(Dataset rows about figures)
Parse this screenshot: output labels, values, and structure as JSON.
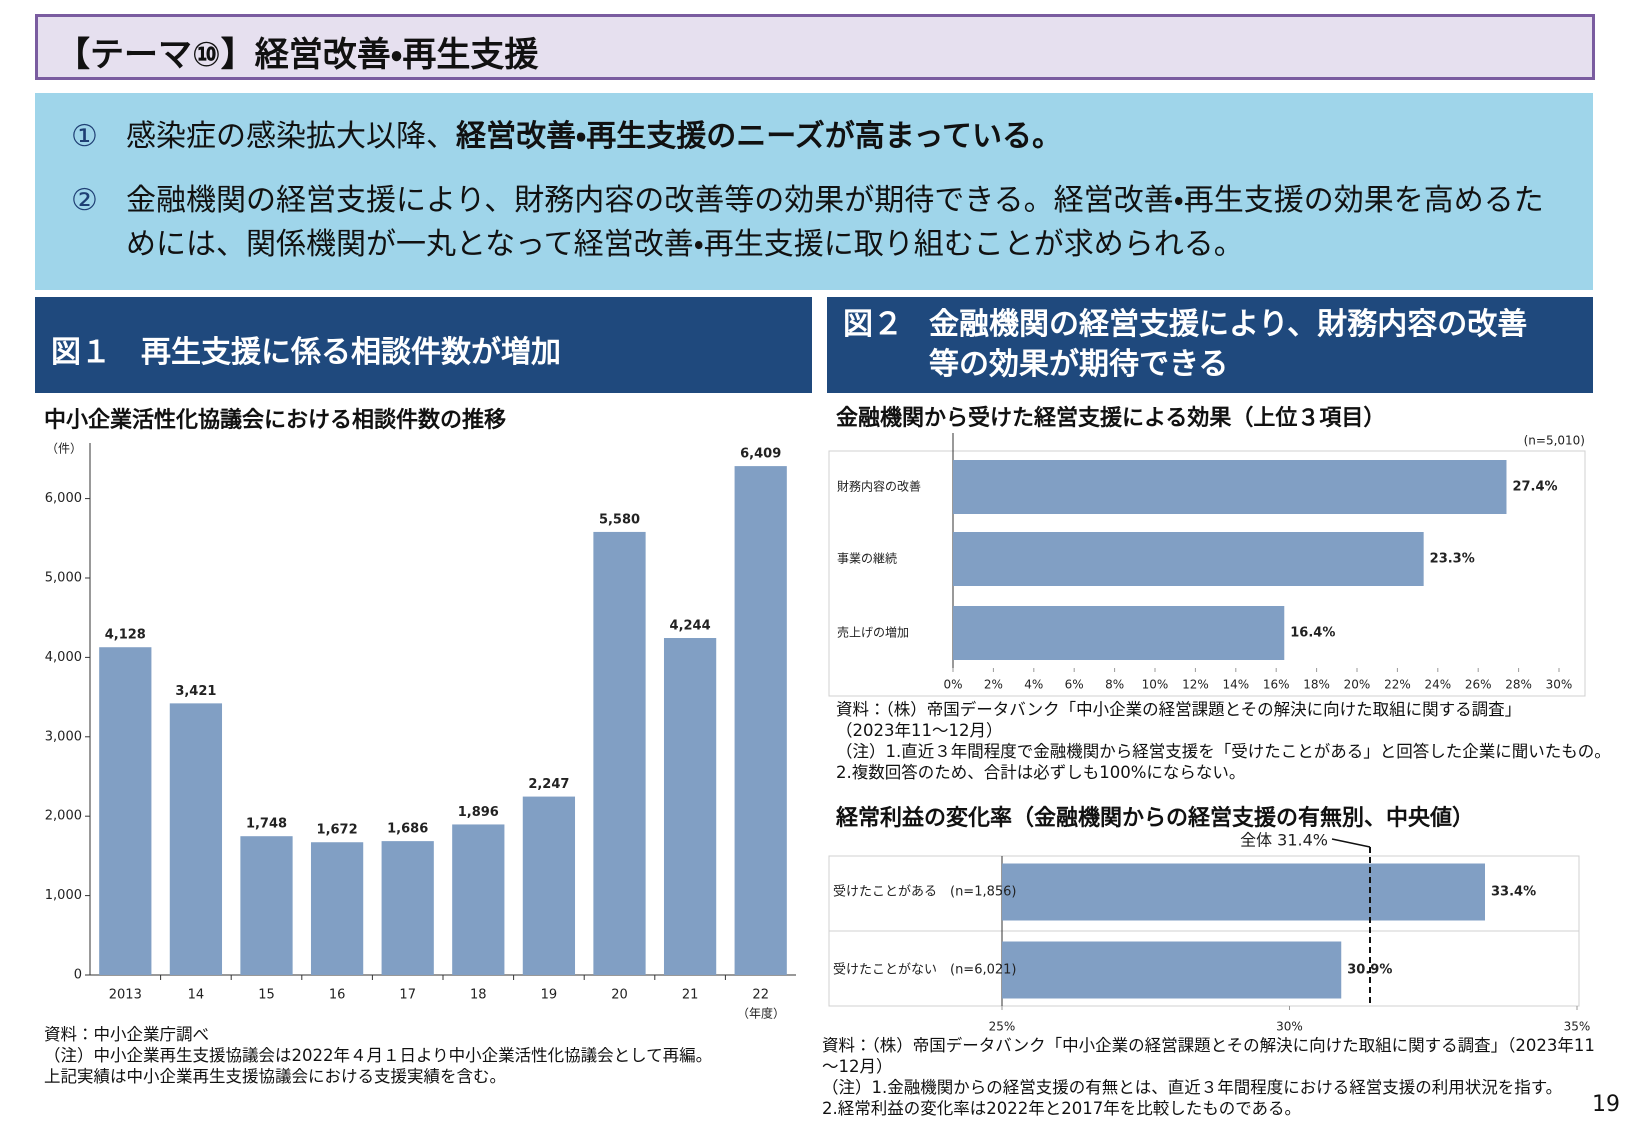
{
  "header": {
    "title": "【テーマ⑩】経営改善・再生支援"
  },
  "summary": [
    {
      "number": "①",
      "text_plain": "感染症の感染拡大以降、",
      "text_bold": "経営改善・再生支援のニーズが高まっている。"
    },
    {
      "number": "②",
      "text_plain": "金融機関の経営支援により、財務内容の改善等の効果が期待できる。経営改善・再生支援の効果を高めるためには、関係機関が一丸となって経営改善・再生支援に取り組むことが求められる。"
    }
  ],
  "figure1": {
    "number": "図１",
    "heading": "再生支援に係る相談件数が増加"
  },
  "figure2": {
    "number": "図２",
    "heading_lines": [
      "金融機関の経営支援により、財務内容の改善",
      "等の効果が期待できる"
    ]
  },
  "chart_data": [
    {
      "type": "bar",
      "title": "中小企業活性化協議会における相談件数の推移",
      "y_label": "（件）",
      "x_label": "（年度）",
      "categories": [
        "2013",
        "14",
        "15",
        "16",
        "17",
        "18",
        "19",
        "20",
        "21",
        "22"
      ],
      "values": [
        4128,
        3421,
        1748,
        1672,
        1686,
        1896,
        2247,
        5580,
        4244,
        6409
      ],
      "value_labels": [
        "4,128",
        "3,421",
        "1,748",
        "1,672",
        "1,686",
        "1,896",
        "2,247",
        "5,580",
        "4,244",
        "6,409"
      ],
      "color": "#819fc4",
      "ylim": [
        0,
        6700
      ],
      "yticks": [
        0,
        {
          "value": 1000,
          "label": "1,000"
        },
        {
          "value": 2000,
          "label": "2,000"
        },
        {
          "value": 3000,
          "label": "3,000"
        },
        {
          "value": 4000,
          "label": "4,000"
        },
        {
          "value": 5000,
          "label": "5,000"
        },
        {
          "value": 6000,
          "label": "6,000"
        }
      ],
      "notes": [
        "資料：中小企業庁調べ",
        "（注）中小企業再生支援協議会は2022年４月１日より中小企業活性化協議会として再編。",
        "上記実績は中小企業再生支援協議会における支援実績を含む。"
      ]
    },
    {
      "type": "hbar",
      "title": "金融機関から受けた経営支援による効果（上位３項目）",
      "sample_note": "(n=5,010)",
      "categories": [
        "財務内容の改善",
        "事業の継続",
        "売上げの増加"
      ],
      "values": [
        27.4,
        23.3,
        16.4
      ],
      "value_labels": [
        "27.4%",
        "23.3%",
        "16.4%"
      ],
      "color": "#819fc4",
      "xlim": [
        0,
        30
      ],
      "xticks": [
        {
          "value": 0,
          "label": "0%"
        },
        {
          "value": 2,
          "label": "2%"
        },
        {
          "value": 4,
          "label": "4%"
        },
        {
          "value": 6,
          "label": "6%"
        },
        {
          "value": 8,
          "label": "8%"
        },
        {
          "value": 10,
          "label": "10%"
        },
        {
          "value": 12,
          "label": "12%"
        },
        {
          "value": 14,
          "label": "14%"
        },
        {
          "value": 16,
          "label": "16%"
        },
        {
          "value": 18,
          "label": "18%"
        },
        {
          "value": 20,
          "label": "20%"
        },
        {
          "value": 22,
          "label": "22%"
        },
        {
          "value": 24,
          "label": "24%"
        },
        {
          "value": 26,
          "label": "26%"
        },
        {
          "value": 28,
          "label": "28%"
        },
        {
          "value": 30,
          "label": "30%"
        }
      ],
      "notes": [
        "資料：（株）帝国データバンク「中小企業の経営課題とその解決に向けた取組に関する調査」",
        "（2023年11～12月）",
        "（注）1.直近３年間程度で金融機関から経営支援を「受けたことがある」と回答した企業に聞いたもの。",
        "2.複数回答のため、合計は必ずしも100%にならない。"
      ]
    },
    {
      "type": "hbar",
      "title": "経常利益の変化率（金融機関からの経営支援の有無別、中央値）",
      "categories": [
        "受けたことがある　(n=1,856)",
        "受けたことがない　(n=6,021)"
      ],
      "values": [
        33.4,
        30.9
      ],
      "value_labels": [
        "33.4%",
        "30.9%"
      ],
      "color": "#819fc4",
      "xlim": [
        25,
        35
      ],
      "xticks": [
        {
          "value": 25,
          "label": "25%"
        },
        {
          "value": 30,
          "label": "30%"
        },
        {
          "value": 35,
          "label": "35%"
        }
      ],
      "reference_line": {
        "value": 31.4,
        "label": "全体 31.4%"
      },
      "notes": [
        "資料：（株）帝国データバンク「中小企業の経営課題とその解決に向けた取組に関する調査」（2023年11～12月）",
        "（注）1.金融機関からの経営支援の有無とは、直近３年間程度における経営支援の利用状況を指す。",
        "2.経常利益の変化率は2022年と2017年を比較したものである。"
      ]
    }
  ],
  "page_number": "19"
}
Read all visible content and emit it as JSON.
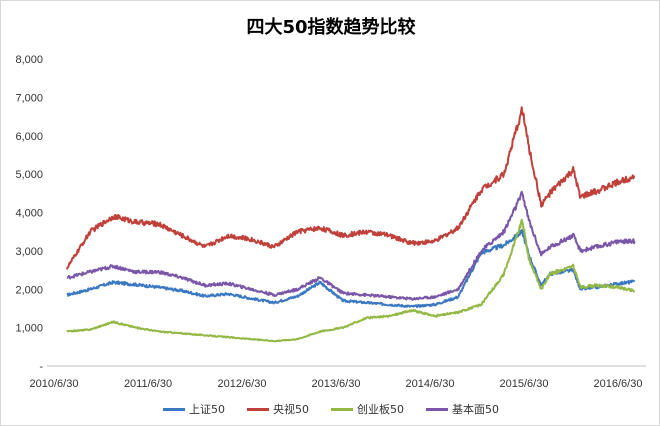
{
  "chart_data": {
    "type": "line",
    "title": "四大50指数趋势比较",
    "xlabel": "",
    "ylabel": "",
    "x_ticks": [
      "2010/6/30",
      "2011/6/30",
      "2012/6/30",
      "2013/6/30",
      "2014/6/30",
      "2015/6/30",
      "2016/6/30"
    ],
    "y_ticks": [
      "-",
      "1,000",
      "2,000",
      "3,000",
      "4,000",
      "5,000",
      "6,000",
      "7,000",
      "8,000"
    ],
    "ylim": [
      0,
      8000
    ],
    "grid": false,
    "legend_position": "bottom",
    "x": [
      "2010-06-30",
      "2010-09-30",
      "2010-12-31",
      "2011-03-31",
      "2011-06-30",
      "2011-09-30",
      "2011-12-31",
      "2012-03-31",
      "2012-06-30",
      "2012-09-30",
      "2012-12-31",
      "2013-03-31",
      "2013-06-30",
      "2013-09-30",
      "2013-12-31",
      "2014-03-31",
      "2014-06-30",
      "2014-09-30",
      "2014-12-31",
      "2015-03-31",
      "2015-06-12",
      "2015-07-08",
      "2015-08-26",
      "2015-09-30",
      "2015-12-31",
      "2016-01-29",
      "2016-03-31",
      "2016-06-30",
      "2016-08-31"
    ],
    "series": [
      {
        "name": "上证50",
        "color": "#3a78c2",
        "values": [
          1850,
          2000,
          2180,
          2120,
          2050,
          1960,
          1820,
          1880,
          1760,
          1650,
          1820,
          2180,
          1700,
          1650,
          1600,
          1550,
          1600,
          1800,
          2950,
          3150,
          3500,
          2900,
          2100,
          2400,
          2500,
          2000,
          2050,
          2150,
          2200
        ]
      },
      {
        "name": "央视50",
        "color": "#c0403a",
        "values": [
          2550,
          3500,
          3900,
          3750,
          3700,
          3400,
          3100,
          3400,
          3300,
          3100,
          3500,
          3600,
          3400,
          3500,
          3400,
          3200,
          3250,
          3600,
          4600,
          5000,
          6700,
          5700,
          4200,
          4500,
          5100,
          4400,
          4550,
          4800,
          4950
        ]
      },
      {
        "name": "创业板50",
        "color": "#93b845",
        "values": [
          900,
          950,
          1150,
          1000,
          900,
          850,
          800,
          750,
          700,
          650,
          700,
          900,
          1000,
          1250,
          1300,
          1450,
          1300,
          1400,
          1600,
          2400,
          3800,
          2800,
          2000,
          2400,
          2600,
          2050,
          2100,
          2050,
          1950
        ]
      },
      {
        "name": "基本面50",
        "color": "#7a56a8",
        "values": [
          2300,
          2450,
          2600,
          2450,
          2450,
          2300,
          2100,
          2150,
          2000,
          1850,
          2000,
          2300,
          1900,
          1850,
          1800,
          1750,
          1800,
          2000,
          3000,
          3500,
          4500,
          3800,
          2900,
          3100,
          3400,
          3000,
          3100,
          3250,
          3250
        ]
      }
    ]
  }
}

What is needed: Print every entry above again without changing a word, and omit the pictures.

In response:
Parse this screenshot: output labels, values, and structure as JSON.
{
  "header": {
    "title": "【テーマ⑩】経営改善・再生支援"
  },
  "summary": [
    {
      "number": "①",
      "text_plain": "感染症の感染拡大以降、",
      "text_bold": "経営改善・再生支援のニーズが高まっている。"
    },
    {
      "number": "②",
      "text_plain": "金融機関の経営支援により、財務内容の改善等の効果が期待できる。経営改善・再生支援の効果を高めるためには、関係機関が一丸となって経営改善・再生支援に取り組むことが求められる。"
    }
  ],
  "figure1": {
    "number": "図１",
    "heading": "再生支援に係る相談件数が増加"
  },
  "figure2": {
    "number": "図２",
    "heading_lines": [
      "金融機関の経営支援により、財務内容の改善",
      "等の効果が期待できる"
    ]
  },
  "chart_data": [
    {
      "type": "bar",
      "title": "中小企業活性化協議会における相談件数の推移",
      "y_label": "（件）",
      "x_label": "（年度）",
      "categories": [
        "2013",
        "14",
        "15",
        "16",
        "17",
        "18",
        "19",
        "20",
        "21",
        "22"
      ],
      "values": [
        4128,
        3421,
        1748,
        1672,
        1686,
        1896,
        2247,
        5580,
        4244,
        6409
      ],
      "value_labels": [
        "4,128",
        "3,421",
        "1,748",
        "1,672",
        "1,686",
        "1,896",
        "2,247",
        "5,580",
        "4,244",
        "6,409"
      ],
      "color": "#819fc4",
      "ylim": [
        0,
        6700
      ],
      "yticks": [
        0,
        {
          "value": 1000,
          "label": "1,000"
        },
        {
          "value": 2000,
          "label": "2,000"
        },
        {
          "value": 3000,
          "label": "3,000"
        },
        {
          "value": 4000,
          "label": "4,000"
        },
        {
          "value": 5000,
          "label": "5,000"
        },
        {
          "value": 6000,
          "label": "6,000"
        }
      ],
      "notes": [
        "資料：中小企業庁調べ",
        "（注）中小企業再生支援協議会は2022年４月１日より中小企業活性化協議会として再編。",
        "上記実績は中小企業再生支援協議会における支援実績を含む。"
      ]
    },
    {
      "type": "hbar",
      "title": "金融機関から受けた経営支援による効果（上位３項目）",
      "sample_note": "(n=5,010)",
      "categories": [
        "財務内容の改善",
        "事業の継続",
        "売上げの増加"
      ],
      "values": [
        27.4,
        23.3,
        16.4
      ],
      "value_labels": [
        "27.4%",
        "23.3%",
        "16.4%"
      ],
      "color": "#819fc4",
      "xlim": [
        0,
        30
      ],
      "xticks": [
        {
          "value": 0,
          "label": "0%"
        },
        {
          "value": 2,
          "label": "2%"
        },
        {
          "value": 4,
          "label": "4%"
        },
        {
          "value": 6,
          "label": "6%"
        },
        {
          "value": 8,
          "label": "8%"
        },
        {
          "value": 10,
          "label": "10%"
        },
        {
          "value": 12,
          "label": "12%"
        },
        {
          "value": 14,
          "label": "14%"
        },
        {
          "value": 16,
          "label": "16%"
        },
        {
          "value": 18,
          "label": "18%"
        },
        {
          "value": 20,
          "label": "20%"
        },
        {
          "value": 22,
          "label": "22%"
        },
        {
          "value": 24,
          "label": "24%"
        },
        {
          "value": 26,
          "label": "26%"
        },
        {
          "value": 28,
          "label": "28%"
        },
        {
          "value": 30,
          "label": "30%"
        }
      ],
      "notes": [
        "資料：（株）帝国データバンク「中小企業の経営課題とその解決に向けた取組に関する調査」",
        "（2023年11～12月）",
        "（注）1.直近３年間程度で金融機関から経営支援を「受けたことがある」と回答した企業に聞いたもの。",
        "2.複数回答のため、合計は必ずしも100%にならない。"
      ]
    },
    {
      "type": "hbar",
      "title": "経常利益の変化率（金融機関からの経営支援の有無別、中央値）",
      "categories": [
        "受けたことがある　(n=1,856)",
        "受けたことがない　(n=6,021)"
      ],
      "values": [
        33.4,
        30.9
      ],
      "value_labels": [
        "33.4%",
        "30.9%"
      ],
      "color": "#819fc4",
      "xlim": [
        25,
        35
      ],
      "xticks": [
        {
          "value": 25,
          "label": "25%"
        },
        {
          "value": 30,
          "label": "30%"
        },
        {
          "value": 35,
          "label": "35%"
        }
      ],
      "reference_line": {
        "value": 31.4,
        "label": "全体 31.4%"
      },
      "notes": [
        "資料：（株）帝国データバンク「中小企業の経営課題とその解決に向けた取組に関する調査」（2023年11～12月）",
        "（注）1.金融機関からの経営支援の有無とは、直近３年間程度における経営支援の利用状況を指す。",
        "2.経常利益の変化率は2022年と2017年を比較したものである。"
      ]
    }
  ],
  "page_number": "19"
}
Read all visible content and emit it as JSON.
{
  "chart_data": {
    "type": "line",
    "title": "四大50指数趋势比较",
    "xlabel": "",
    "ylabel": "",
    "x_ticks": [
      "2010/6/30",
      "2011/6/30",
      "2012/6/30",
      "2013/6/30",
      "2014/6/30",
      "2015/6/30",
      "2016/6/30"
    ],
    "y_ticks": [
      "-",
      "1,000",
      "2,000",
      "3,000",
      "4,000",
      "5,000",
      "6,000",
      "7,000",
      "8,000"
    ],
    "ylim": [
      0,
      8000
    ],
    "grid": false,
    "legend_position": "bottom",
    "x": [
      "2010-06-30",
      "2010-09-30",
      "2010-12-31",
      "2011-03-31",
      "2011-06-30",
      "2011-09-30",
      "2011-12-31",
      "2012-03-31",
      "2012-06-30",
      "2012-09-30",
      "2012-12-31",
      "2013-03-31",
      "2013-06-30",
      "2013-09-30",
      "2013-12-31",
      "2014-03-31",
      "2014-06-30",
      "2014-09-30",
      "2014-12-31",
      "2015-03-31",
      "2015-06-12",
      "2015-07-08",
      "2015-08-26",
      "2015-09-30",
      "2015-12-31",
      "2016-01-29",
      "2016-03-31",
      "2016-06-30",
      "2016-08-31"
    ],
    "series": [
      {
        "name": "上证50",
        "color": "#3a78c2",
        "values": [
          1850,
          2000,
          2180,
          2120,
          2050,
          1960,
          1820,
          1880,
          1760,
          1650,
          1820,
          2180,
          1700,
          1650,
          1600,
          1550,
          1600,
          1800,
          2950,
          3150,
          3500,
          2900,
          2100,
          2400,
          2500,
          2000,
          2050,
          2150,
          2200
        ]
      },
      {
        "name": "央视50",
        "color": "#c0403a",
        "values": [
          2550,
          3500,
          3900,
          3750,
          3700,
          3400,
          3100,
          3400,
          3300,
          3100,
          3500,
          3600,
          3400,
          3500,
          3400,
          3200,
          3250,
          3600,
          4600,
          5000,
          6700,
          5700,
          4200,
          4500,
          5100,
          4400,
          4550,
          4800,
          4950
        ]
      },
      {
        "name": "创业板50",
        "color": "#93b845",
        "values": [
          900,
          950,
          1150,
          1000,
          900,
          850,
          800,
          750,
          700,
          650,
          700,
          900,
          1000,
          1250,
          1300,
          1450,
          1300,
          1400,
          1600,
          2400,
          3800,
          2800,
          2000,
          2400,
          2600,
          2050,
          2100,
          2050,
          1950
        ]
      },
      {
        "name": "基本面50",
        "color": "#7a56a8",
        "values": [
          2300,
          2450,
          2600,
          2450,
          2450,
          2300,
          2100,
          2150,
          2000,
          1850,
          2000,
          2300,
          1900,
          1850,
          1800,
          1750,
          1800,
          2000,
          3000,
          3500,
          4500,
          3800,
          2900,
          3100,
          3400,
          3000,
          3100,
          3250,
          3250
        ]
      }
    ]
  }
}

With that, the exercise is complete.